● WHAT IS NEEDED
In the records that follow, show each line where the word "Quantity" is present.
[EXCERPTED RECORDS — start]
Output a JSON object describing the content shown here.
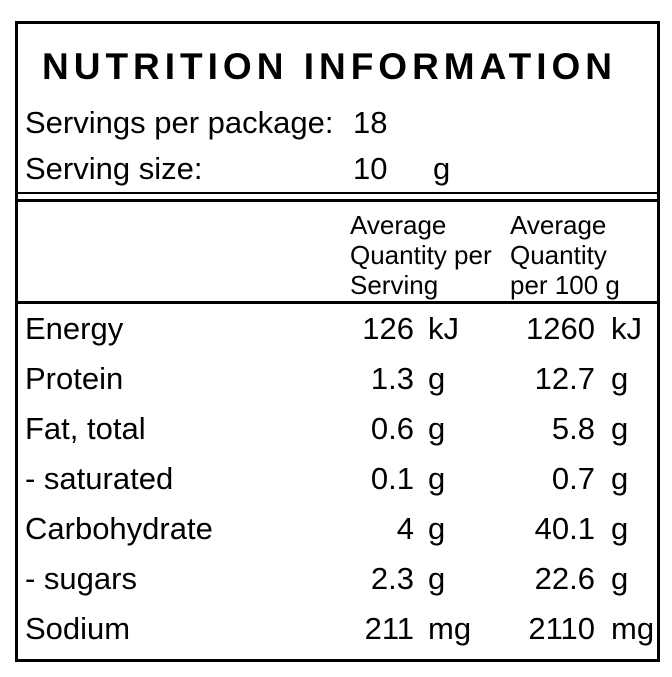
{
  "panel": {
    "title": "NUTRITION INFORMATION",
    "servings": {
      "label": "Servings per package:",
      "value": "18"
    },
    "serving_size": {
      "label": "Serving size:",
      "value": "10",
      "unit": "g"
    },
    "columns": {
      "per_serving_header": "Average Quantity per Serving",
      "per_100g_header": "Average Quantity per 100 g"
    },
    "rows": [
      {
        "nutrient": "Energy",
        "per_serving": "126",
        "per_serving_unit": "kJ",
        "per_100g": "1260",
        "per_100g_unit": "kJ"
      },
      {
        "nutrient": "Protein",
        "per_serving": "1.3",
        "per_serving_unit": "g",
        "per_100g": "12.7",
        "per_100g_unit": "g"
      },
      {
        "nutrient": "Fat, total",
        "per_serving": "0.6",
        "per_serving_unit": "g",
        "per_100g": "5.8",
        "per_100g_unit": "g"
      },
      {
        "nutrient": "- saturated",
        "per_serving": "0.1",
        "per_serving_unit": "g",
        "per_100g": "0.7",
        "per_100g_unit": "g"
      },
      {
        "nutrient": "Carbohydrate",
        "per_serving": "4",
        "per_serving_unit": "g",
        "per_100g": "40.1",
        "per_100g_unit": "g"
      },
      {
        "nutrient": "- sugars",
        "per_serving": "2.3",
        "per_serving_unit": "g",
        "per_100g": "22.6",
        "per_100g_unit": "g"
      },
      {
        "nutrient": "Sodium",
        "per_serving": "211",
        "per_serving_unit": "mg",
        "per_100g": "2110",
        "per_100g_unit": "mg"
      }
    ],
    "colors": {
      "text": "#000000",
      "border": "#000000",
      "background": "#ffffff"
    }
  }
}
[EXCERPTED RECORDS — finish]
● WRITTEN SOLUTION
      "per_serving_header": "Average Quantity per Serving",
      "per_100g_header": "Average Quantity per 100 g"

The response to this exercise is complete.